SET TASK.
Below is the data. Give it again, complete and exact.

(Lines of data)
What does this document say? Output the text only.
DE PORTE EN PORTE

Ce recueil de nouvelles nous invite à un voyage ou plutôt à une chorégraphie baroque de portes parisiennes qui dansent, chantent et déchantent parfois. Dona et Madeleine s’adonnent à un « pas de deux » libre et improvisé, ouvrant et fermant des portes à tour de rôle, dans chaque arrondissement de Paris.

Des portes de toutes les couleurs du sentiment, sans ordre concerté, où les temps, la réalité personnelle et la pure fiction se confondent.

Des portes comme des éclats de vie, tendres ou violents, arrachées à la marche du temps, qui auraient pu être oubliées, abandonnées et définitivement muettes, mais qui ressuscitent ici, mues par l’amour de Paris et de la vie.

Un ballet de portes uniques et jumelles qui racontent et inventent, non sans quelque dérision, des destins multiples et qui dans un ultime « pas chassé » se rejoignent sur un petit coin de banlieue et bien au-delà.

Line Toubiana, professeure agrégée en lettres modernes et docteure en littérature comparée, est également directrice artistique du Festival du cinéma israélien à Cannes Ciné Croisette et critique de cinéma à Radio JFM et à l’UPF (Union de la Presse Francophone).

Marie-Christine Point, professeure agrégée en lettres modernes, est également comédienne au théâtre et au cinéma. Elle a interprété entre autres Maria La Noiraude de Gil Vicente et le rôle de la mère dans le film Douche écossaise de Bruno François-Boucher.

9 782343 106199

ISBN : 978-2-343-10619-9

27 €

EXERCISE SOLUTION.
What does this document say? Output the text only.
DE PORTE EN PORTE

Ce recueil de nouvelles nous invite à un voyage ou plutôt à une chorégraphie baroque de portes parisiennes qui dansent, chantent et déchantent parfois. Dona et Madeleine s’adonnent à un « pas de deux » libre et improvisé, ouvrant et fermant des portes à tour de rôle, dans chaque arrondissement de Paris.

Des portes de toutes les couleurs du sentiment, sans ordre concerté, où les temps, la réalité personnelle et la pure fiction se confondent.

Des portes comme des éclats de vie, tendres ou violents, arrachées à la marche du temps, qui auraient pu être oubliées, abandonnées et définitivement muettes, mais qui ressuscitent ici, mues par l’amour de Paris et de la vie.

Un ballet de portes uniques et jumelles qui racontent et inventent, non sans quelque dérision, des destins multiples et qui dans un ultime « pas chassé » se rejoignent sur un petit coin de banlieue et bien au-delà.

Line Toubiana, professeure agrégée en lettres modernes et docteure en littérature comparée, est également directrice artistique du Festival du cinéma israélien à Cannes Ciné Croisette et critique de cinéma à Radio JFM et à l’UPF (Union de la Presse Francophone).

Marie-Christine Point, professeure agrégée en lettres modernes, est également comédienne au théâtre et au cinéma. Elle a interprété entre autres Maria La Noiraude de Gil Vicente et le rôle de la mère dans le film Douche écossaise de Bruno François-Boucher.

9 782343 106199

ISBN : 978-2-343-10619-9

27 €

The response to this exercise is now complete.